WORKING DATA:

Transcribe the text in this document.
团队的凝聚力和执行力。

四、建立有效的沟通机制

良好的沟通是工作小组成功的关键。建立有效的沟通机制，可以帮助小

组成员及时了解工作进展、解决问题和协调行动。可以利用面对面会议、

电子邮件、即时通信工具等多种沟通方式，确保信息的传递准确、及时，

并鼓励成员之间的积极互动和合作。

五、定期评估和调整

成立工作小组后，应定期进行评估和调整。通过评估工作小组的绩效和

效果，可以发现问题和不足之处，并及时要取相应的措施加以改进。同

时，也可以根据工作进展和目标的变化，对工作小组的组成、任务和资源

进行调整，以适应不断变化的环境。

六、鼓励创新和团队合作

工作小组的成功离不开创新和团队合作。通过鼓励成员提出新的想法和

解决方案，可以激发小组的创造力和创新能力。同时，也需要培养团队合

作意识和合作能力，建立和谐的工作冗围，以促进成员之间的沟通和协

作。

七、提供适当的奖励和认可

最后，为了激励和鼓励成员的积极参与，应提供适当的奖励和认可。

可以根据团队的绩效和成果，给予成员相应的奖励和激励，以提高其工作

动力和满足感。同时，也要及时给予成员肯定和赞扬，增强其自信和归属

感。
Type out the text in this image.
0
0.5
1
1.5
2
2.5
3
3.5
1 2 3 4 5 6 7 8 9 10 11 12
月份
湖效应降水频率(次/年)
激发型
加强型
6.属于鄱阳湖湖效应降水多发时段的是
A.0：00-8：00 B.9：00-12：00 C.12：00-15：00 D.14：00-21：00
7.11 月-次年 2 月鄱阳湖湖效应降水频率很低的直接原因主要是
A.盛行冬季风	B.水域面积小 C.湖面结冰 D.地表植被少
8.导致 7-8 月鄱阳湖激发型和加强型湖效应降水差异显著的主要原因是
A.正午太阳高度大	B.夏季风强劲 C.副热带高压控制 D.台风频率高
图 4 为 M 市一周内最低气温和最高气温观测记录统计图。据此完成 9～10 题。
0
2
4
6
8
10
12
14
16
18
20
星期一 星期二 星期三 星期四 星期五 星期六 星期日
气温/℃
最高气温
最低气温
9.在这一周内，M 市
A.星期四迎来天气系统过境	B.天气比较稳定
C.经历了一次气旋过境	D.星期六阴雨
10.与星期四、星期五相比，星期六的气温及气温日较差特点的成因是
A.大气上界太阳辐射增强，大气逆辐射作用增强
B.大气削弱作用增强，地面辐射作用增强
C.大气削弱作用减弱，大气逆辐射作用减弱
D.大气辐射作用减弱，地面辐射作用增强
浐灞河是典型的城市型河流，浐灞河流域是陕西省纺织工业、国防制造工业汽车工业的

INSTRUCTION: Extract, from the listing above, every line where the string "this" occurs.

EXPECTED OUTPUT:
Transcribe the text in this document.
Type out the text in this image.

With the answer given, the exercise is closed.